REQUIREMENT:
Copy out the data below as written; omit any images.

STORED ROWS:

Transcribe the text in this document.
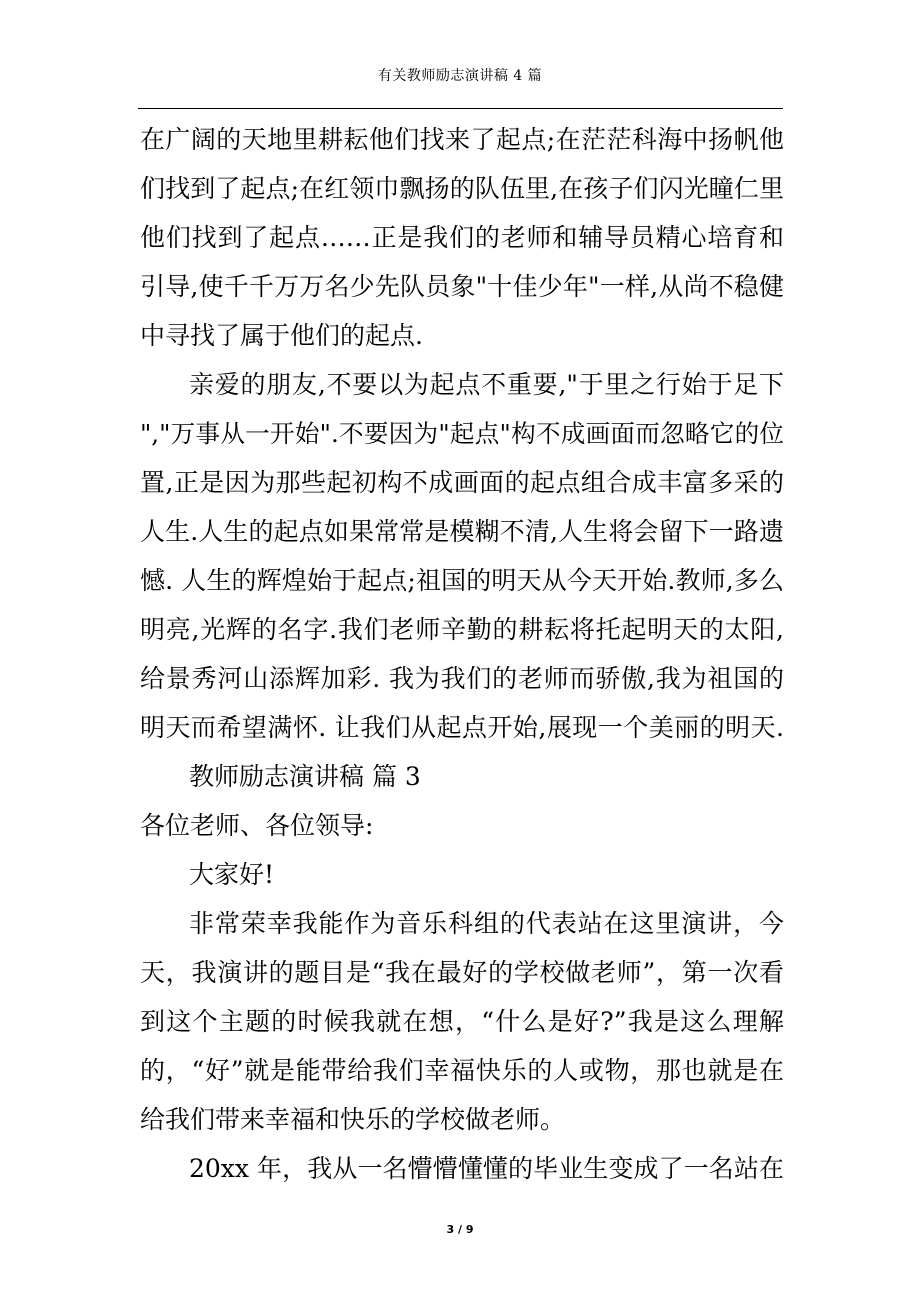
有关教师励志演讲稿 4 篇
在广阔的天地里耕耘他们找来了起点;在茫茫科海中扬帆他
们找到了起点;在红领巾飘扬的队伍里,在孩子们闪光瞳仁里
他们找到了起点……正是我们的老师和辅导员精心培育和
引导,使千千万万名少先队员象"十佳少年"一样,从尚不稳健
中寻找了属于他们的起点.
亲爱的朋友,不要以为起点不重要,"于里之行始于足下
","万事从一开始".不要因为"起点"构不成画面而忽略它的位
置,正是因为那些起初构不成画面的起点组合成丰富多采的
人生.人生的起点如果常常是模糊不清,人生将会留下一路遗
憾. 人生的辉煌始于起点;祖国的明天从今天开始.教师,多么
明亮,光辉的名字.我们老师辛勤的耕耘将托起明天的太阳,
给景秀河山添辉加彩. 我为我们的老师而骄傲,我为祖国的
明天而希望满怀. 让我们从起点开始,展现一个美丽的明天.
教师励志演讲稿 篇 3
各位老师、各位领导:
大家好!
非常荣幸我能作为音乐科组的代表站在这里演讲，今
天，我演讲的题目是“我在最好的学校做老师”，第一次看
到这个主题的时候我就在想，“什么是好?”我是这么理解
的，“好”就是能带给我们幸福快乐的人或物，那也就是在
给我们带来幸福和快乐的学校做老师。
20xx 年，我从一名懵懵懂懂的毕业生变成了一名站在
3 / 9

ANSWER TO THE PROBLEM:
Transcribe the text in this document.
有关教师励志演讲稿 4 篇
在广阔的天地里耕耘他们找来了起点;在茫茫科海中扬帆他
们找到了起点;在红领巾飘扬的队伍里,在孩子们闪光瞳仁里
他们找到了起点……正是我们的老师和辅导员精心培育和
引导,使千千万万名少先队员象"十佳少年"一样,从尚不稳健
中寻找了属于他们的起点.
亲爱的朋友,不要以为起点不重要,"于里之行始于足下
","万事从一开始".不要因为"起点"构不成画面而忽略它的位
置,正是因为那些起初构不成画面的起点组合成丰富多采的
人生.人生的起点如果常常是模糊不清,人生将会留下一路遗
憾. 人生的辉煌始于起点;祖国的明天从今天开始.教师,多么
明亮,光辉的名字.我们老师辛勤的耕耘将托起明天的太阳,
给景秀河山添辉加彩. 我为我们的老师而骄傲,我为祖国的
明天而希望满怀. 让我们从起点开始,展现一个美丽的明天.
教师励志演讲稿 篇 3
各位老师、各位领导:
大家好!
非常荣幸我能作为音乐科组的代表站在这里演讲，今
天，我演讲的题目是“我在最好的学校做老师”，第一次看
到这个主题的时候我就在想，“什么是好?”我是这么理解
的，“好”就是能带给我们幸福快乐的人或物，那也就是在
给我们带来幸福和快乐的学校做老师。
20xx 年，我从一名懵懵懂懂的毕业生变成了一名站在
3 / 9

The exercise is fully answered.